— START Data provided —
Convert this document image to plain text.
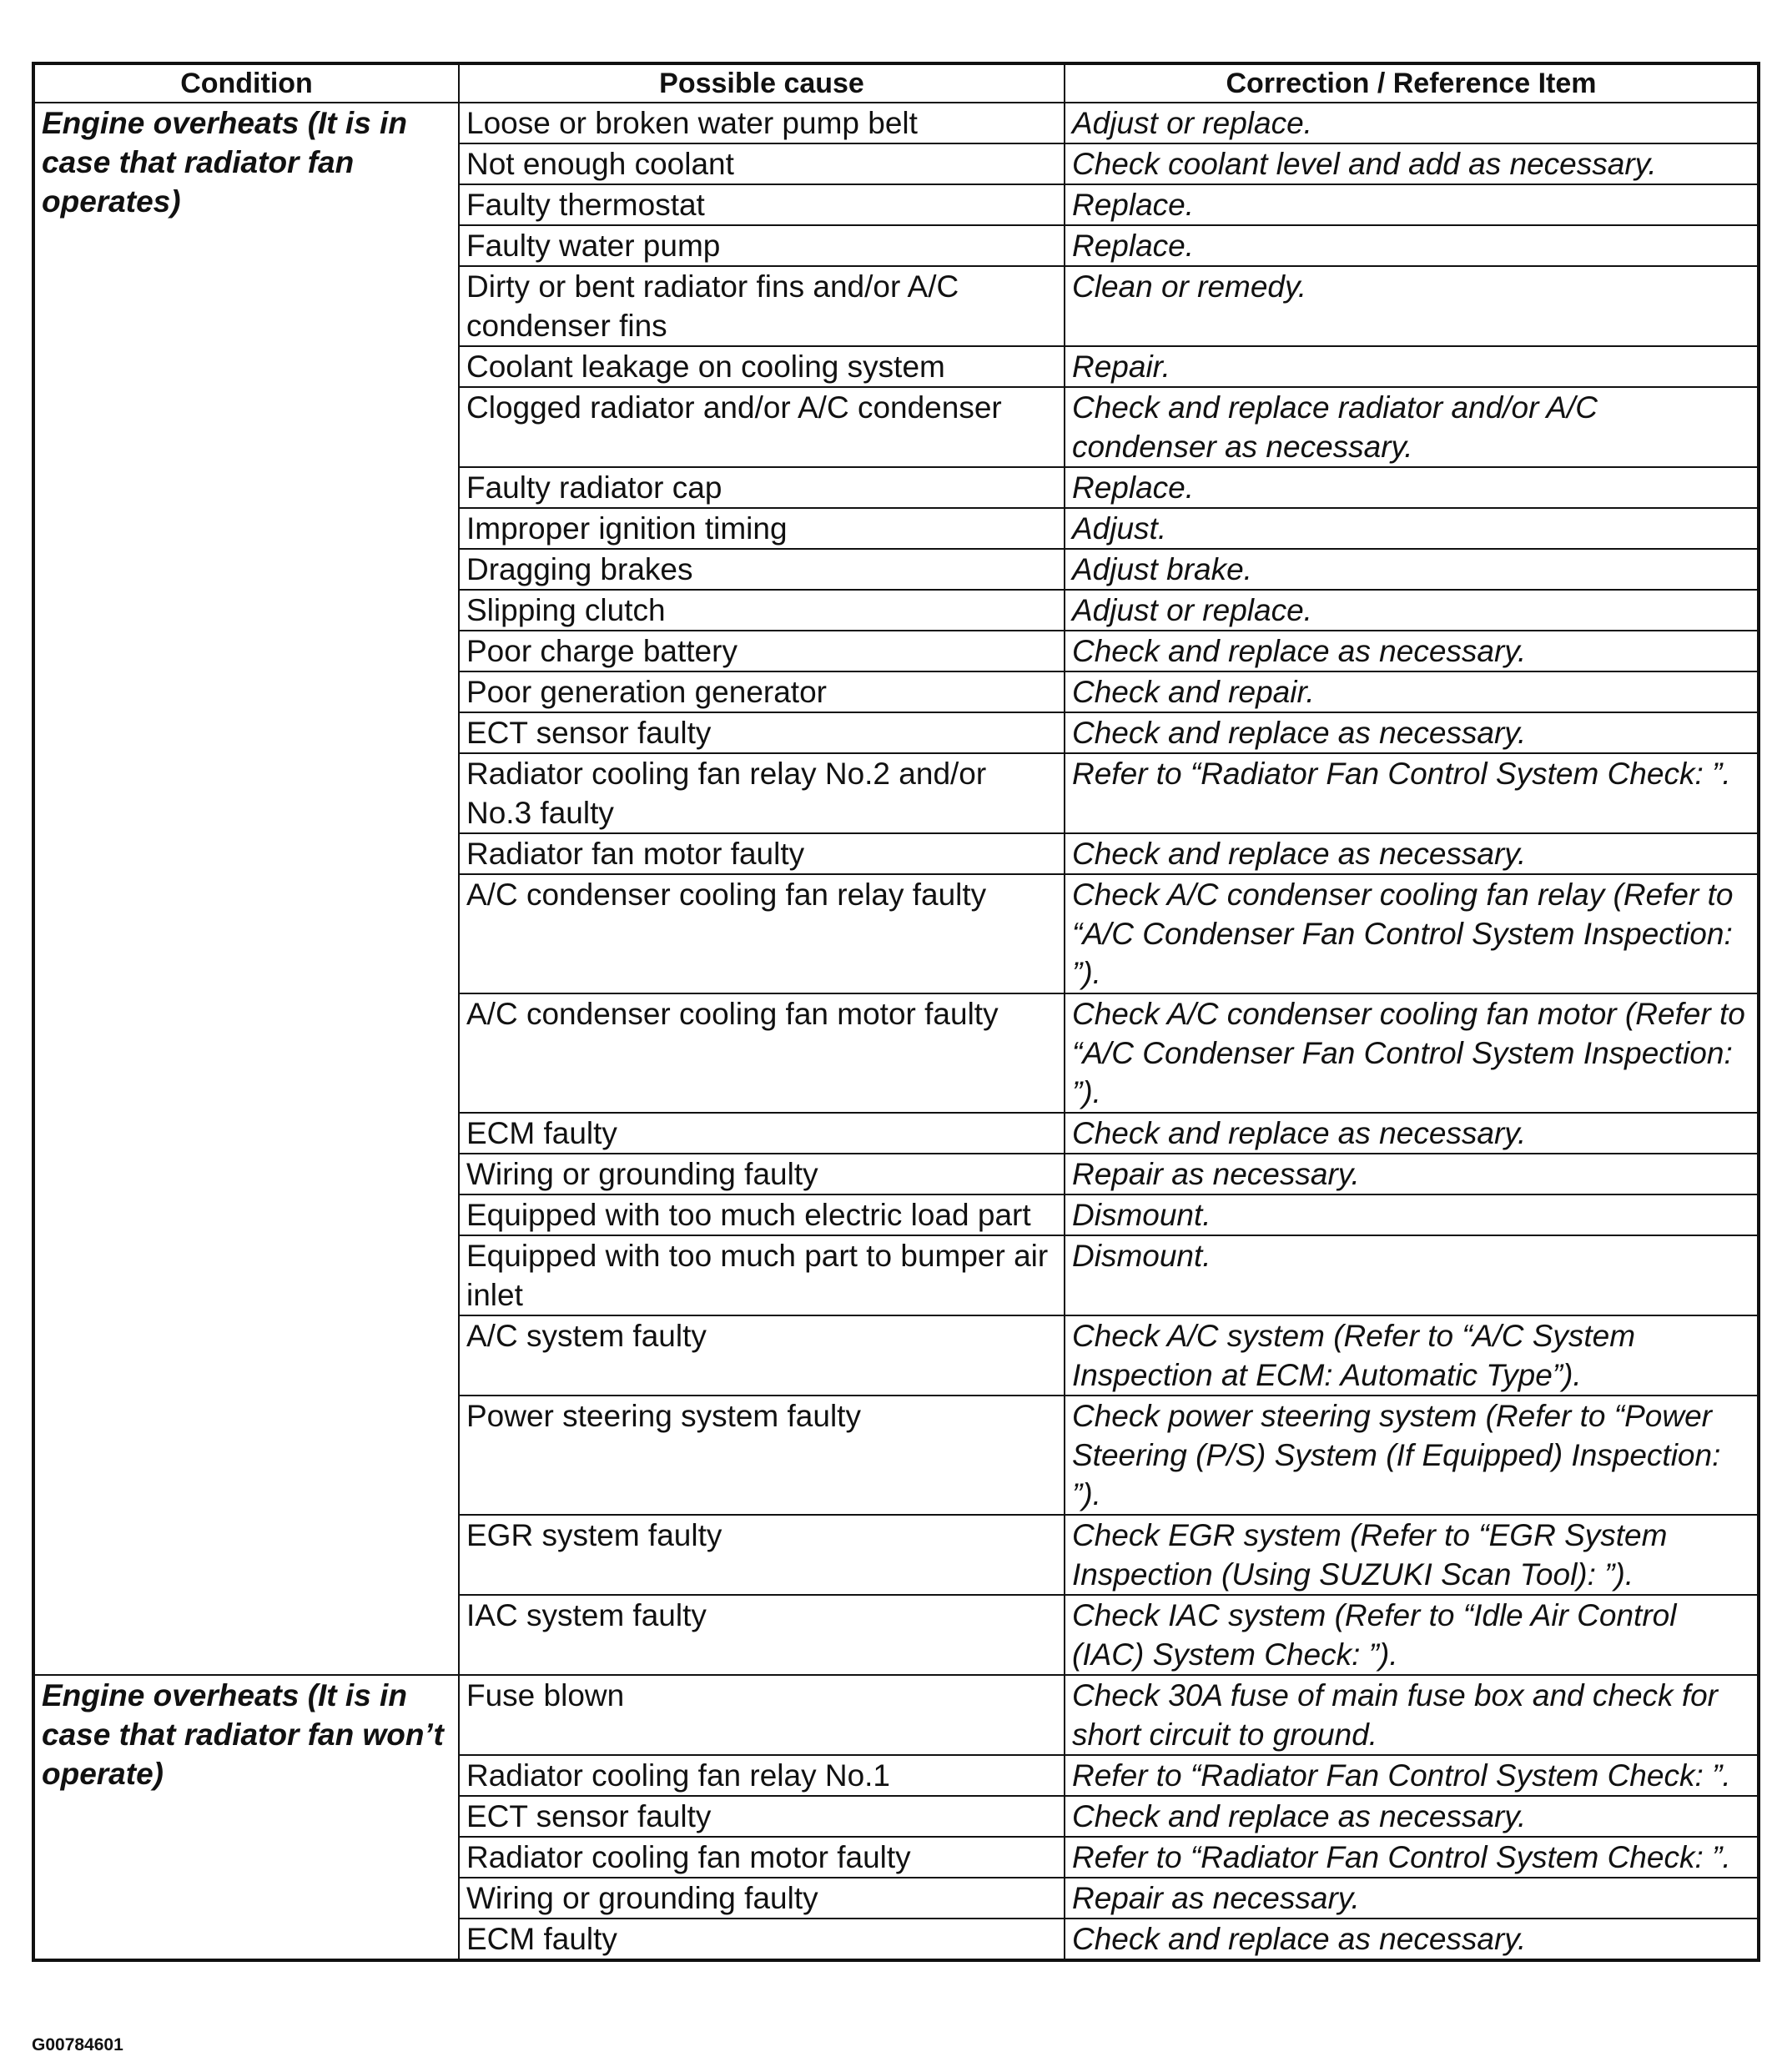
Condition	Possible cause	Correction / Reference Item
Engine overheats (It is in case that radiator fan operates)	Loose or broken water pump belt	Adjust or replace.
	Not enough coolant	Check coolant level and add as necessary.
	Faulty thermostat	Replace.
	Faulty water pump	Replace.
	Dirty or bent radiator fins and/or A/C condenser fins	Clean or remedy.
	Coolant leakage on cooling system	Repair.
	Clogged radiator and/or A/C condenser	Check and replace radiator and/or A/C condenser as necessary.
	Faulty radiator cap	Replace.
	Improper ignition timing	Adjust.
	Dragging brakes	Adjust brake.
	Slipping clutch	Adjust or replace.
	Poor charge battery	Check and replace as necessary.
	Poor generation generator	Check and repair.
	ECT sensor faulty	Check and replace as necessary.
	Radiator cooling fan relay No.2 and/or No.3 faulty	Refer to “Radiator Fan Control System Check: ”.
	Radiator fan motor faulty	Check and replace as necessary.
	A/C condenser cooling fan relay faulty	Check A/C condenser cooling fan relay (Refer to “A/C Condenser Fan Control System Inspection: ”).
	A/C condenser cooling fan motor faulty	Check A/C condenser cooling fan motor (Refer to “A/C Condenser Fan Control System Inspection: ”).
	ECM faulty	Check and replace as necessary.
	Wiring or grounding faulty	Repair as necessary.
	Equipped with too much electric load part	Dismount.
	Equipped with too much part to bumper air inlet	Dismount.
	A/C system faulty	Check A/C system (Refer to “A/C System Inspection at ECM: Automatic Type”).
	Power steering system faulty	Check power steering system (Refer to “Power Steering (P/S) System (If Equipped) Inspection: ”).
	EGR system faulty	Check EGR system (Refer to “EGR System Inspection (Using SUZUKI Scan Tool): ”).
	IAC system faulty	Check IAC system (Refer to “Idle Air Control (IAC) System Check: ”).
Engine overheats (It is in case that radiator fan won’t operate)	Fuse blown	Check 30A fuse of main fuse box and check for short circuit to ground.
	Radiator cooling fan relay No.1	Refer to “Radiator Fan Control System Check: ”.
	ECT sensor faulty	Check and replace as necessary.
	Radiator cooling fan motor faulty	Refer to “Radiator Fan Control System Check: ”.
	Wiring or grounding faulty	Repair as necessary.
	ECM faulty	Check and replace as necessary.
G00784601
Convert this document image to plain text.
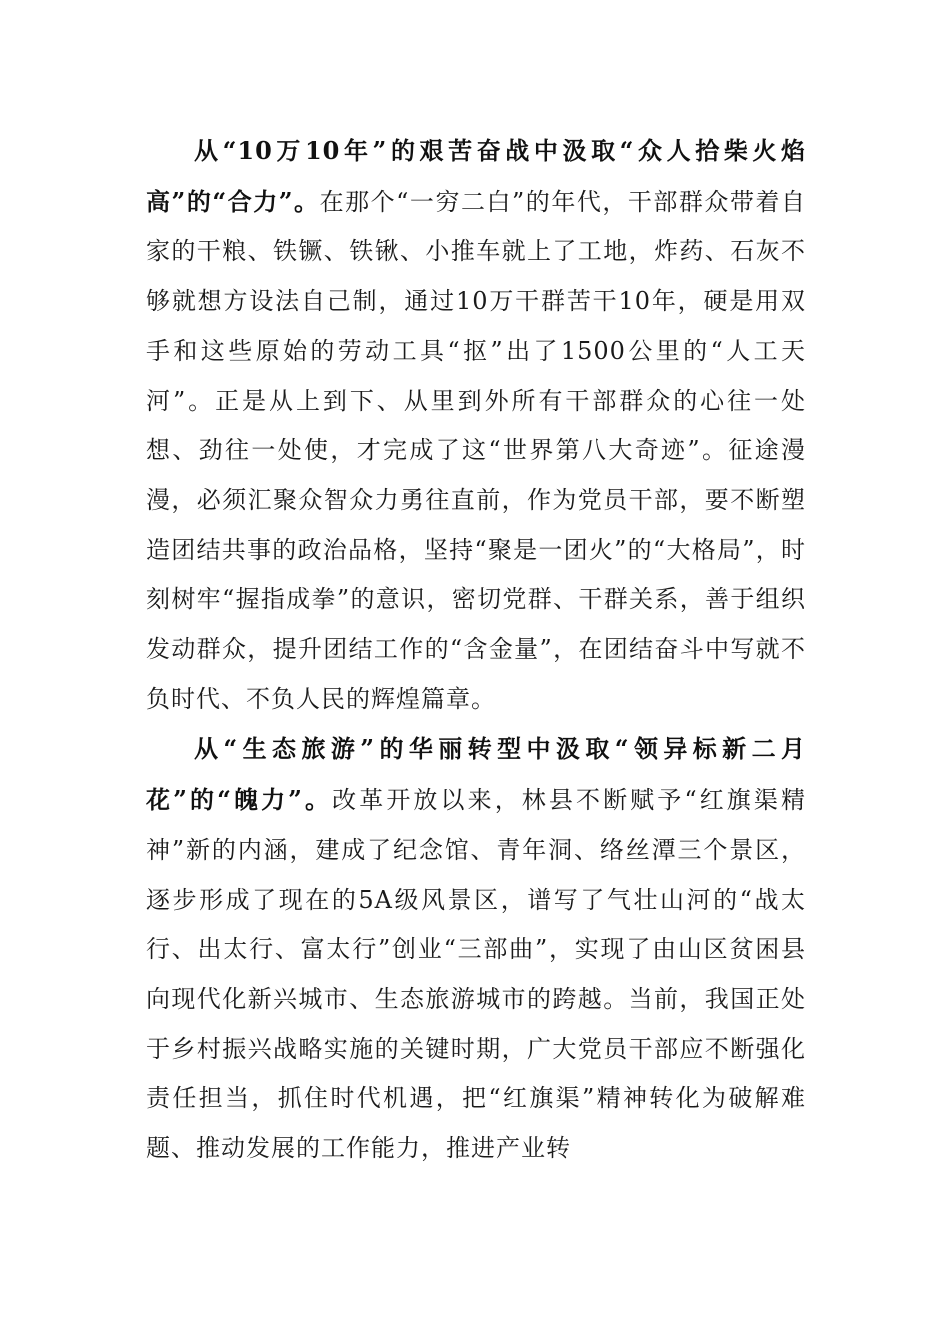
从“10万10年”的艰苦奋战中汲取“众人拾柴火焰高”的“合力”。在那个“一穷二白”的年代，干部群众带着自家的干粮、铁镢、铁锹、小推车就上了工地，炸药、石灰不够就想方设法自己制，通过10万干群苦干10年，硬是用双手和这些原始的劳动工具“抠”出了1500公里的“人工天河”。正是从上到下、从里到外所有干部群众的心往一处想、劲往一处使，才完成了这“世界第八大奇迹”。征途漫漫，必须汇聚众智众力勇往直前，作为党员干部，要不断塑造团结共事的政治品格，坚持“聚是一团火”的“大格局”，时刻树牢“握指成拳”的意识，密切党群、干群关系，善于组织发动群众，提升团结工作的“含金量”，在团结奋斗中写就不负时代、不负人民的辉煌篇章。

从“生态旅游”的华丽转型中汲取“领异标新二月花”的“魄力”。改革开放以来，林县不断赋予“红旗渠精神”新的内涵，建成了纪念馆、青年洞、络丝潭三个景区，逐步形成了现在的5A级风景区，谱写了气壮山河的“战太行、出太行、富太行”创业“三部曲”，实现了由山区贫困县向现代化新兴城市、生态旅游城市的跨越。当前，我国正处于乡村振兴战略实施的关键时期，广大党员干部应不断强化责任担当，抓住时代机遇，把“红旗渠”精神转化为破解难题、推动发展的工作能力，推进产业转
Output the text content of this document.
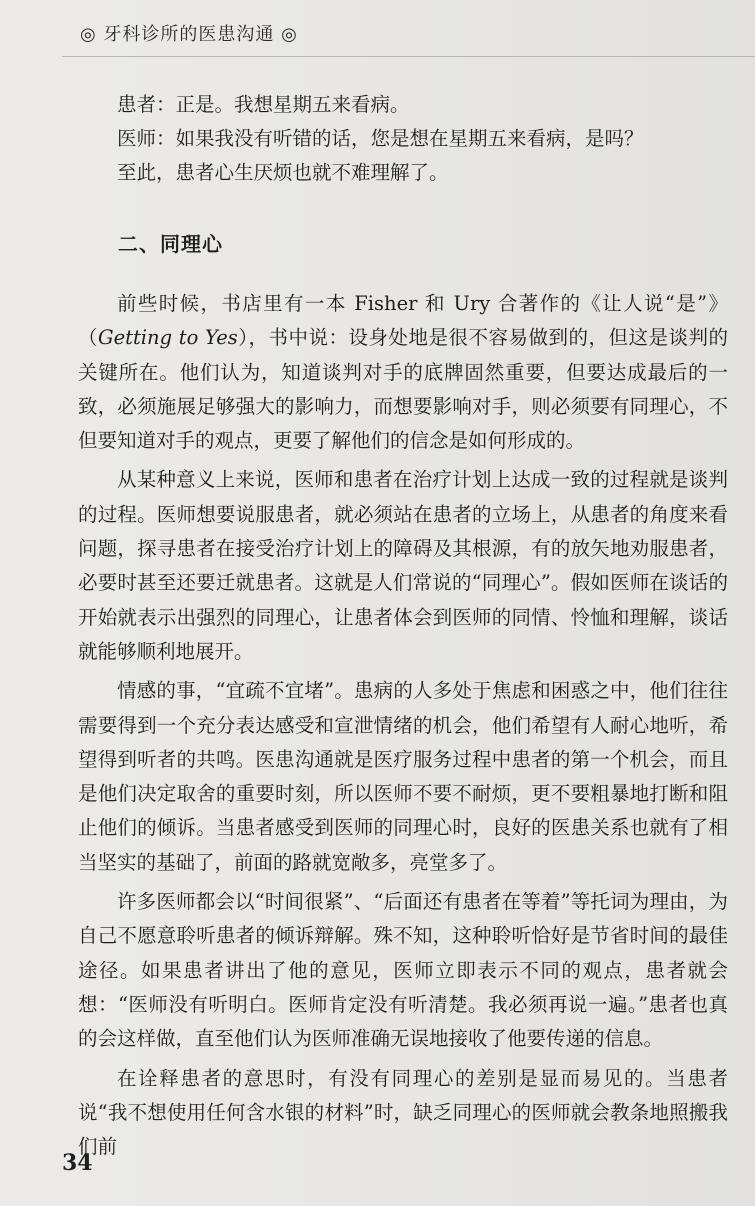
◎ 牙科诊所的医患沟通 ◎

患者：正是。我想星期五来看病。

医师：如果我没有听错的话，您是想在星期五来看病，是吗？

至此，患者心生厌烦也就不难理解了。

二、同理心

前些时候，书店里有一本 Fisher 和 Ury 合著作的《让人说“是”》（Getting to Yes），书中说：设身处地是很不容易做到的，但这是谈判的关键所在。他们认为，知道谈判对手的底牌固然重要，但要达成最后的一致，必须施展足够强大的影响力，而想要影响对手，则必须要有同理心，不但要知道对手的观点，更要了解他们的信念是如何形成的。

从某种意义上来说，医师和患者在治疗计划上达成一致的过程就是谈判的过程。医师想要说服患者，就必须站在患者的立场上，从患者的角度来看问题，探寻患者在接受治疗计划上的障碍及其根源，有的放矢地劝服患者，必要时甚至还要迁就患者。这就是人们常说的“同理心”。假如医师在谈话的开始就表示出强烈的同理心，让患者体会到医师的同情、怜恤和理解，谈话就能够顺利地展开。

情感的事，“宜疏不宜堵”。患病的人多处于焦虑和困惑之中，他们往往需要得到一个充分表达感受和宣泄情绪的机会，他们希望有人耐心地听，希望得到听者的共鸣。医患沟通就是医疗服务过程中患者的第一个机会，而且是他们决定取舍的重要时刻，所以医师不要不耐烦，更不要粗暴地打断和阻止他们的倾诉。当患者感受到医师的同理心时，良好的医患关系也就有了相当坚实的基础了，前面的路就宽敞多，亮堂多了。

许多医师都会以“时间很紧”、“后面还有患者在等着”等托词为理由，为自己不愿意聆听患者的倾诉辩解。殊不知，这种聆听恰好是节省时间的最佳途径。如果患者讲出了他的意见，医师立即表示不同的观点，患者就会想：“医师没有听明白。医师肯定没有听清楚。我必须再说一遍。”患者也真的会这样做，直至他们认为医师准确无误地接收了他要传递的信息。

在诠释患者的意思时，有没有同理心的差别是显而易见的。当患者说“我不想使用任何含水银的材料”时，缺乏同理心的医师就会教条地照搬我们前

34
— END Data provided —
**Set exercise**
Without the pictures, repeat the listing above exactly.

**Written reply**
Convert this document image to plain text.
Condition	Possible cause	Correction / Reference Item
Engine overheats (It is in case that radiator fan operates)	Loose or broken water pump belt	Adjust or replace.
	Not enough coolant	Check coolant level and add as necessary.
	Faulty thermostat	Replace.
	Faulty water pump	Replace.
	Dirty or bent radiator fins and/or A/C condenser fins	Clean or remedy.
	Coolant leakage on cooling system	Repair.
	Clogged radiator and/or A/C condenser	Check and replace radiator and/or A/C condenser as necessary.
	Faulty radiator cap	Replace.
	Improper ignition timing	Adjust.
	Dragging brakes	Adjust brake.
	Slipping clutch	Adjust or replace.
	Poor charge battery	Check and replace as necessary.
	Poor generation generator	Check and repair.
	ECT sensor faulty	Check and replace as necessary.
	Radiator cooling fan relay No.2 and/or No.3 faulty	Refer to “Radiator Fan Control System Check: ”.
	Radiator fan motor faulty	Check and replace as necessary.
	A/C condenser cooling fan relay faulty	Check A/C condenser cooling fan relay (Refer to “A/C Condenser Fan Control System Inspection: ”).
	A/C condenser cooling fan motor faulty	Check A/C condenser cooling fan motor (Refer to “A/C Condenser Fan Control System Inspection: ”).
	ECM faulty	Check and replace as necessary.
	Wiring or grounding faulty	Repair as necessary.
	Equipped with too much electric load part	Dismount.
	Equipped with too much part to bumper air inlet	Dismount.
	A/C system faulty	Check A/C system (Refer to “A/C System Inspection at ECM: Automatic Type”).
	Power steering system faulty	Check power steering system (Refer to “Power Steering (P/S) System (If Equipped) Inspection: ”).
	EGR system faulty	Check EGR system (Refer to “EGR System Inspection (Using SUZUKI Scan Tool): ”).
	IAC system faulty	Check IAC system (Refer to “Idle Air Control (IAC) System Check: ”).
Engine overheats (It is in case that radiator fan won’t operate)	Fuse blown	Check 30A fuse of main fuse box and check for short circuit to ground.
	Radiator cooling fan relay No.1	Refer to “Radiator Fan Control System Check: ”.
	ECT sensor faulty	Check and replace as necessary.
	Radiator cooling fan motor faulty	Refer to “Radiator Fan Control System Check: ”.
	Wiring or grounding faulty	Repair as necessary.
	ECM faulty	Check and replace as necessary.
G00784601
Convert this document image to plain text.
从“10万10年”的艰苦奋战中汲取“众人拾柴火焰高”的“合力”。在那个“一穷二白”的年代，干部群众带着自家的干粮、铁镢、铁锹、小推车就上了工地，炸药、石灰不够就想方设法自己制，通过10万干群苦干10年，硬是用双手和这些原始的劳动工具“抠”出了1500公里的“人工天河”。正是从上到下、从里到外所有干部群众的心往一处想、劲往一处使，才完成了这“世界第八大奇迹”。征途漫漫，必须汇聚众智众力勇往直前，作为党员干部，要不断塑造团结共事的政治品格，坚持“聚是一团火”的“大格局”，时刻树牢“握指成拳”的意识，密切党群、干群关系，善于组织发动群众，提升团结工作的“含金量”，在团结奋斗中写就不负时代、不负人民的辉煌篇章。

从“生态旅游”的华丽转型中汲取“领异标新二月花”的“魄力”。改革开放以来，林县不断赋予“红旗渠精神”新的内涵，建成了纪念馆、青年洞、络丝潭三个景区，逐步形成了现在的5A级风景区，谱写了气壮山河的“战太行、出太行、富太行”创业“三部曲”，实现了由山区贫困县向现代化新兴城市、生态旅游城市的跨越。当前，我国正处于乡村振兴战略实施的关键时期，广大党员干部应不断强化责任担当，抓住时代机遇，把“红旗渠”精神转化为破解难题、推动发展的工作能力，推进产业转
Output the text content of this document.
◎ 牙科诊所的医患沟通 ◎

患者：正是。我想星期五来看病。

医师：如果我没有听错的话，您是想在星期五来看病，是吗？

至此，患者心生厌烦也就不难理解了。

二、同理心

前些时候，书店里有一本 Fisher 和 Ury 合著作的《让人说“是”》（Getting to Yes），书中说：设身处地是很不容易做到的，但这是谈判的关键所在。他们认为，知道谈判对手的底牌固然重要，但要达成最后的一致，必须施展足够强大的影响力，而想要影响对手，则必须要有同理心，不但要知道对手的观点，更要了解他们的信念是如何形成的。

从某种意义上来说，医师和患者在治疗计划上达成一致的过程就是谈判的过程。医师想要说服患者，就必须站在患者的立场上，从患者的角度来看问题，探寻患者在接受治疗计划上的障碍及其根源，有的放矢地劝服患者，必要时甚至还要迁就患者。这就是人们常说的“同理心”。假如医师在谈话的开始就表示出强烈的同理心，让患者体会到医师的同情、怜恤和理解，谈话就能够顺利地展开。

情感的事，“宜疏不宜堵”。患病的人多处于焦虑和困惑之中，他们往往需要得到一个充分表达感受和宣泄情绪的机会，他们希望有人耐心地听，希望得到听者的共鸣。医患沟通就是医疗服务过程中患者的第一个机会，而且是他们决定取舍的重要时刻，所以医师不要不耐烦，更不要粗暴地打断和阻止他们的倾诉。当患者感受到医师的同理心时，良好的医患关系也就有了相当坚实的基础了，前面的路就宽敞多，亮堂多了。

许多医师都会以“时间很紧”、“后面还有患者在等着”等托词为理由，为自己不愿意聆听患者的倾诉辩解。殊不知，这种聆听恰好是节省时间的最佳途径。如果患者讲出了他的意见，医师立即表示不同的观点，患者就会想：“医师没有听明白。医师肯定没有听清楚。我必须再说一遍。”患者也真的会这样做，直至他们认为医师准确无误地接收了他要传递的信息。

在诠释患者的意思时，有没有同理心的差别是显而易见的。当患者说“我不想使用任何含水银的材料”时，缺乏同理心的医师就会教条地照搬我们前

34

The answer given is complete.